Saturday, August 31, 2013

Lucky 13

It's week 13 of Ten Things of Thankful. (Did you know 13 is Taylor Swift's favorite number? Then you don't have a teenage girl at your house, do you?) 

It's been a busy week: preschool Open House, oncology appointment, volleyball related activities, and the College Boy home for his first visit. Plenty for which to be thankful. PLENTY.

1. I am thankful for successful Open Houses for both of my classes. This year, I will be teaching a MWF Pre-K class and a T-Th Primary class. That translates to sixteen 4-5 year olds and twelve 3-4 year olds. And just to keep me on my toes, I have a set of identical twin girls in each class.

2. I am thankful for my two assistant teachers. No matter how cockamamie an idea I come up with for an activity, they just go along with it, even when it involves paint. 


Oh, yes, we DID.

Records from a data collection:
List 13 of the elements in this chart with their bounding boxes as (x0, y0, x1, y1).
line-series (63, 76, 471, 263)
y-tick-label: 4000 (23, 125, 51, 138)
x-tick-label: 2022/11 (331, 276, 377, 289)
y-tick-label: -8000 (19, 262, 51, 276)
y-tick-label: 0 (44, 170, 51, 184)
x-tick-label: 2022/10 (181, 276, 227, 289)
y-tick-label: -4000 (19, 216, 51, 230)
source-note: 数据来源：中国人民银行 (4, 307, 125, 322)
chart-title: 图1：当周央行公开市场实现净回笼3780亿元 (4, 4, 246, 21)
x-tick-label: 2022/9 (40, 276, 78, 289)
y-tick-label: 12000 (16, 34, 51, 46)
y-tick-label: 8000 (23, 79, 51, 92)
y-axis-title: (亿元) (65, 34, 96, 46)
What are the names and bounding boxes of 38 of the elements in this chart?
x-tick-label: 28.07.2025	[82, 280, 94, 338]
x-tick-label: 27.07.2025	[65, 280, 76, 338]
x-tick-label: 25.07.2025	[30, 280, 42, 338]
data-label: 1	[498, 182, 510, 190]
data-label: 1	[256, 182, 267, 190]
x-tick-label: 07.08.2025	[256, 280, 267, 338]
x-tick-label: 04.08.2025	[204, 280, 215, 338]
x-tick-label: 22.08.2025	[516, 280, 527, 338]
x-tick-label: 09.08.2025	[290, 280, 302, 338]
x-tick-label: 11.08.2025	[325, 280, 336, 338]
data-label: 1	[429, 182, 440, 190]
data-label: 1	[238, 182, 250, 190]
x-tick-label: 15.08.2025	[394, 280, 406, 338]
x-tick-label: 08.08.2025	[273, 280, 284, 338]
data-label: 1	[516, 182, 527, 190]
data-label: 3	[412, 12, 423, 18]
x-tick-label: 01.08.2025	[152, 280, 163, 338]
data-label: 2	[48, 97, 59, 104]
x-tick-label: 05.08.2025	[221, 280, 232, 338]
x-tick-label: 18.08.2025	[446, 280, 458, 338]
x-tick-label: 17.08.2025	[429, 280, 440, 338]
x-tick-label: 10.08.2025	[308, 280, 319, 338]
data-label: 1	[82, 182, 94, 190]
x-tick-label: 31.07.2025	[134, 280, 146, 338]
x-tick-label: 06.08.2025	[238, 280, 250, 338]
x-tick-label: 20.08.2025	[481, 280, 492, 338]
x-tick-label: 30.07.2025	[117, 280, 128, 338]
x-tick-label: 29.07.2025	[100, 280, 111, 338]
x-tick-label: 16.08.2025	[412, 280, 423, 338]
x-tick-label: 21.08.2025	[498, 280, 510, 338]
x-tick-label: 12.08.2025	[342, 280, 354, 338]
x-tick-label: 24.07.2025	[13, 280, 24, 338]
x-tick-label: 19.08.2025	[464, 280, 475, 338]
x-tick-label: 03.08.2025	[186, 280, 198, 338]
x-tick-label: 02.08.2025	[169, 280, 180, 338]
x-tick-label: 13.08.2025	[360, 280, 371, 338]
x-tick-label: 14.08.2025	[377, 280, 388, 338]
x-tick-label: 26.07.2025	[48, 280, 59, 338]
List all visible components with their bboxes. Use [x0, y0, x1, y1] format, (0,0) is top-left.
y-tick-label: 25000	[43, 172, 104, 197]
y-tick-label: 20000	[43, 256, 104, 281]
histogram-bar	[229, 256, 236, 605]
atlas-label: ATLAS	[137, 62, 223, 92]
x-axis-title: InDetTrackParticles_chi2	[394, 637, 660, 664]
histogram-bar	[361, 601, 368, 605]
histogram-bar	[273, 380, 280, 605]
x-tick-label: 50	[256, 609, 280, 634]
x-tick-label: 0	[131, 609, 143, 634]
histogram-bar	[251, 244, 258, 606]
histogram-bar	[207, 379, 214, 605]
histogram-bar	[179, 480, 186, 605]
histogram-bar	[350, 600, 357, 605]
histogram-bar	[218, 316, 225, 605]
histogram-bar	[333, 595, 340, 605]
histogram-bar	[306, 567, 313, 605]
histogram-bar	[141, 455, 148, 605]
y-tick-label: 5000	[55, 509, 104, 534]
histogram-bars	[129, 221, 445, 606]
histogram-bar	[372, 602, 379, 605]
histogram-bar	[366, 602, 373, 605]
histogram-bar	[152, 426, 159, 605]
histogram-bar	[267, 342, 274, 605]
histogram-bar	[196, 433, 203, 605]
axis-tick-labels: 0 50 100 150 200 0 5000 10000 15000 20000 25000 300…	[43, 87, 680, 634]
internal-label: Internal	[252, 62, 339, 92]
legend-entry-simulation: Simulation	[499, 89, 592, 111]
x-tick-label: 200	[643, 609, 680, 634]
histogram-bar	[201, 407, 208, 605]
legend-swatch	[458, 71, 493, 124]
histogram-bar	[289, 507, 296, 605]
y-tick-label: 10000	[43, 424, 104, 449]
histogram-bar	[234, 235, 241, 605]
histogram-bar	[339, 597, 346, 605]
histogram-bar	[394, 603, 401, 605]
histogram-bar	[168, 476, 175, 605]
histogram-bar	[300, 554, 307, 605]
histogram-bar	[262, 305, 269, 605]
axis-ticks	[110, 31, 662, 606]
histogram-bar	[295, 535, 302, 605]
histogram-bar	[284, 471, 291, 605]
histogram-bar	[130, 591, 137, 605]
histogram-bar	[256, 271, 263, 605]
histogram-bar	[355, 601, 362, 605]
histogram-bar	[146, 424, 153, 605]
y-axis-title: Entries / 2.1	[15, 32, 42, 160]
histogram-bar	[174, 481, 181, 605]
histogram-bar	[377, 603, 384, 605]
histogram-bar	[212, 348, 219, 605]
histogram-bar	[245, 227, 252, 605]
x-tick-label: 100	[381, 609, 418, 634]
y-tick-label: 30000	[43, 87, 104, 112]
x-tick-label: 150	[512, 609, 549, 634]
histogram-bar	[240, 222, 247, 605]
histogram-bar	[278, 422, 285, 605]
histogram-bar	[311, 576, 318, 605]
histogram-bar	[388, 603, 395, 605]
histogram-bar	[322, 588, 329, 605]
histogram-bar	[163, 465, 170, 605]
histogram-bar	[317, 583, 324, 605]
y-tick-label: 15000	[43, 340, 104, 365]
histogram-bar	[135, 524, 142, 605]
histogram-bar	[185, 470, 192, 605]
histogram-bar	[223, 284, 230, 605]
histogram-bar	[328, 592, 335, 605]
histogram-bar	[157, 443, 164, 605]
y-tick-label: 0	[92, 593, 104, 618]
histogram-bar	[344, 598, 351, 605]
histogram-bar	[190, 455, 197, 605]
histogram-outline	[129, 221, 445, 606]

TASKS:
1 – According to the Lucky 13 post, what is Taylor Swift's favorite number?
2 – Reproduce the Lucky 13 post from "It's week 13" up to and including "house, do you?)".

YOUR WRITTEN ANSWERS:
1 – 13

2 –
It's week 13 of Ten Things of Thankful. (Did you know 13 is Taylor Swift's favorite number? Then you don't have a teenage girl at your house, do you?)